-- Start of DATA TO PROCESS --

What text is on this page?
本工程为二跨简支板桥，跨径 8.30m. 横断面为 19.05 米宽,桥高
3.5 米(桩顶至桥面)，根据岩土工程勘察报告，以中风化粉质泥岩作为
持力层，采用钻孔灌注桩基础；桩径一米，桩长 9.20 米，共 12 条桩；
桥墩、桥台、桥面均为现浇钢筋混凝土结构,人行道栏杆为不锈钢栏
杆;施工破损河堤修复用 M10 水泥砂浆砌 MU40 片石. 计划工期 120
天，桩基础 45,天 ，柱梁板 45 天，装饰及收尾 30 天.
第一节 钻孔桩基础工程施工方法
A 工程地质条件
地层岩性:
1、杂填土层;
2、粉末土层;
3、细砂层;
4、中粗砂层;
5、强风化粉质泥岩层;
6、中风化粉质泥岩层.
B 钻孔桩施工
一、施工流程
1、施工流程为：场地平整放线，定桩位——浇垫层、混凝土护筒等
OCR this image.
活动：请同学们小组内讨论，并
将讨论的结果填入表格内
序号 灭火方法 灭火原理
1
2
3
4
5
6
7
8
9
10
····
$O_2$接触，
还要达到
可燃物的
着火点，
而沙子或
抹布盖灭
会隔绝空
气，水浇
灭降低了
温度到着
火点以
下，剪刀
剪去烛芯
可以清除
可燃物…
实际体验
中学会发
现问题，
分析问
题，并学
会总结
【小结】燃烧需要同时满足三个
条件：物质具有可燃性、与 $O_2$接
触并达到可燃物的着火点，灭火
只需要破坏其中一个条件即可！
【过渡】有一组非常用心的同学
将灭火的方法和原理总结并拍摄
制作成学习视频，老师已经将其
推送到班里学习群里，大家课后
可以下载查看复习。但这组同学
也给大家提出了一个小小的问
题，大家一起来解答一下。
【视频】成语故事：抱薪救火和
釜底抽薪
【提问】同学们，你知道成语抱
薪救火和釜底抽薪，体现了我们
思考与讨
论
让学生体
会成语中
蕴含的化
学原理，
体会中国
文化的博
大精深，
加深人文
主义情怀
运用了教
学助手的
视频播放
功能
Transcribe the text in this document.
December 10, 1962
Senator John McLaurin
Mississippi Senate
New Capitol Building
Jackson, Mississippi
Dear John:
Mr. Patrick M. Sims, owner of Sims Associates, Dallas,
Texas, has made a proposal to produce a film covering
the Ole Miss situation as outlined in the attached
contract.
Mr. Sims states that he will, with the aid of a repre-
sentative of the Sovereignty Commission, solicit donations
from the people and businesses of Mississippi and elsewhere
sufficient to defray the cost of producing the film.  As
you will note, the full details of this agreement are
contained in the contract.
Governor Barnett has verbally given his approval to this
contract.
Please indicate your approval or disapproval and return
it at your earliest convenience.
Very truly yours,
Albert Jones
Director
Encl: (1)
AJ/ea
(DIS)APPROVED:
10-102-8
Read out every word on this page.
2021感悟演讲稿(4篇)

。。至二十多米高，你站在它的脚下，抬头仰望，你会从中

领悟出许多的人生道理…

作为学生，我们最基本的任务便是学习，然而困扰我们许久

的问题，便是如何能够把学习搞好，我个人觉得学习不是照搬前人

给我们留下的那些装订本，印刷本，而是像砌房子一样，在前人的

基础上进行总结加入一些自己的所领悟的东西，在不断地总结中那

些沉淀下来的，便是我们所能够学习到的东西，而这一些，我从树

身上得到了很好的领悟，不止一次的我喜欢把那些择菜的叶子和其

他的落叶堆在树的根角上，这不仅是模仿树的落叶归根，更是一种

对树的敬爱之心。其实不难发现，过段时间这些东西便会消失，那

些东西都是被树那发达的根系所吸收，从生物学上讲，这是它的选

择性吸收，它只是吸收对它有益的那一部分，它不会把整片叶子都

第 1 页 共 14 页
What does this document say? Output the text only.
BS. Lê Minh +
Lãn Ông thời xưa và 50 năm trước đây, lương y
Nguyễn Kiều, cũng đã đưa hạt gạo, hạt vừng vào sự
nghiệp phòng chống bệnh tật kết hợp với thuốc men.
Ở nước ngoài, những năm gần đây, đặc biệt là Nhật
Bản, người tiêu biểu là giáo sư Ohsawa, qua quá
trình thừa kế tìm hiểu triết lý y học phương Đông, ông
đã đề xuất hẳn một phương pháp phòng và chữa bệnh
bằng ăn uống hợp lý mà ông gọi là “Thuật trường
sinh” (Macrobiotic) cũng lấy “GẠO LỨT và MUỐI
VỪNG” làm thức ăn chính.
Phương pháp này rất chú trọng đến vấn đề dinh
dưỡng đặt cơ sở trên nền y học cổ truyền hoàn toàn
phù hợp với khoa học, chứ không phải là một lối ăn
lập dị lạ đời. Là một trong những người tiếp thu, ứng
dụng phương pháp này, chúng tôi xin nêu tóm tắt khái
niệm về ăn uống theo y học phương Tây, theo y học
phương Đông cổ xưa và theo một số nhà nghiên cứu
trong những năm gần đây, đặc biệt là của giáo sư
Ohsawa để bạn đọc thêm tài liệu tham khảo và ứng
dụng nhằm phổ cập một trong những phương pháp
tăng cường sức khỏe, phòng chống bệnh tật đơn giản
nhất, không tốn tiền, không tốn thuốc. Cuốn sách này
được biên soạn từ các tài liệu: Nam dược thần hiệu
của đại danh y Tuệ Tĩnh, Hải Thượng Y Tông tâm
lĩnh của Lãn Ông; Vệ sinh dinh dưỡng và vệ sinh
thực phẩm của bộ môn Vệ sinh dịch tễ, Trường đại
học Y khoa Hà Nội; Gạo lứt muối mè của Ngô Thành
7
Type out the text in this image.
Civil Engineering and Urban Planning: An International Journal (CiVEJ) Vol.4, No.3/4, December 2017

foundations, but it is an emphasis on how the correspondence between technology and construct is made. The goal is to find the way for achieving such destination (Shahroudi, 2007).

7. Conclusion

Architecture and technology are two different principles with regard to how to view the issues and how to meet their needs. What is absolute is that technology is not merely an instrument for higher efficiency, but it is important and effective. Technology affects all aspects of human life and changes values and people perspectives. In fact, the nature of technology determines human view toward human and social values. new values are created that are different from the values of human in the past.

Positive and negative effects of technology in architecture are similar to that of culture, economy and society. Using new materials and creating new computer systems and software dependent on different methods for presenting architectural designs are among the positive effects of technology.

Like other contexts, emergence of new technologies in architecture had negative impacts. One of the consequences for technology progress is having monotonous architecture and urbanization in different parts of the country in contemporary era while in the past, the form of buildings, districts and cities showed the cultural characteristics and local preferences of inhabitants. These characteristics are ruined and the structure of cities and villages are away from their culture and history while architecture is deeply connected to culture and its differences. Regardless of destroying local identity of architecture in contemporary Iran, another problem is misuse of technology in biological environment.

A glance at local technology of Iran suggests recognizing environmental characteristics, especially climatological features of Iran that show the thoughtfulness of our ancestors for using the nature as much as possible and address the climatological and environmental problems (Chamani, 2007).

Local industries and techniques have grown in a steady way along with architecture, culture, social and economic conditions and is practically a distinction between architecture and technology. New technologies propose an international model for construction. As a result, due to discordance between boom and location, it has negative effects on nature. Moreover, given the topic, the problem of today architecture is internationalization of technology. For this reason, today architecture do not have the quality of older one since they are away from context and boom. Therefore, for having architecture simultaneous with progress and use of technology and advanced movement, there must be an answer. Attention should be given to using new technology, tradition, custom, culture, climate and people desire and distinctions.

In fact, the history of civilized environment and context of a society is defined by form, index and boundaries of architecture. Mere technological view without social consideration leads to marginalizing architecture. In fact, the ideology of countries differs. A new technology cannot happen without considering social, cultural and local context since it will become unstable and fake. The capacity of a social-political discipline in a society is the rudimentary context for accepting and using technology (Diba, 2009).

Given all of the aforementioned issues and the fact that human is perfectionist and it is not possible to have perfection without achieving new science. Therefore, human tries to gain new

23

-- End of DATA TO PROCESS --

# EXERCISE DETAILS
Only lines with the word "What" are wanted, so copy each one from the records.

# FINISHED EXERCISE
What text is on this page?
What does this document say? Output the text only.
Architecture and technology are two different principles with regard to how to view the issues and how to meet their needs. What is absolute is that technology is not merely an instrument for higher efficiency, but it is important and effective. Technology affects all aspects of human life and changes values and people perspectives. In fact, the nature of technology determines human view toward human and social values. new values are created that are different from the values of human in the past.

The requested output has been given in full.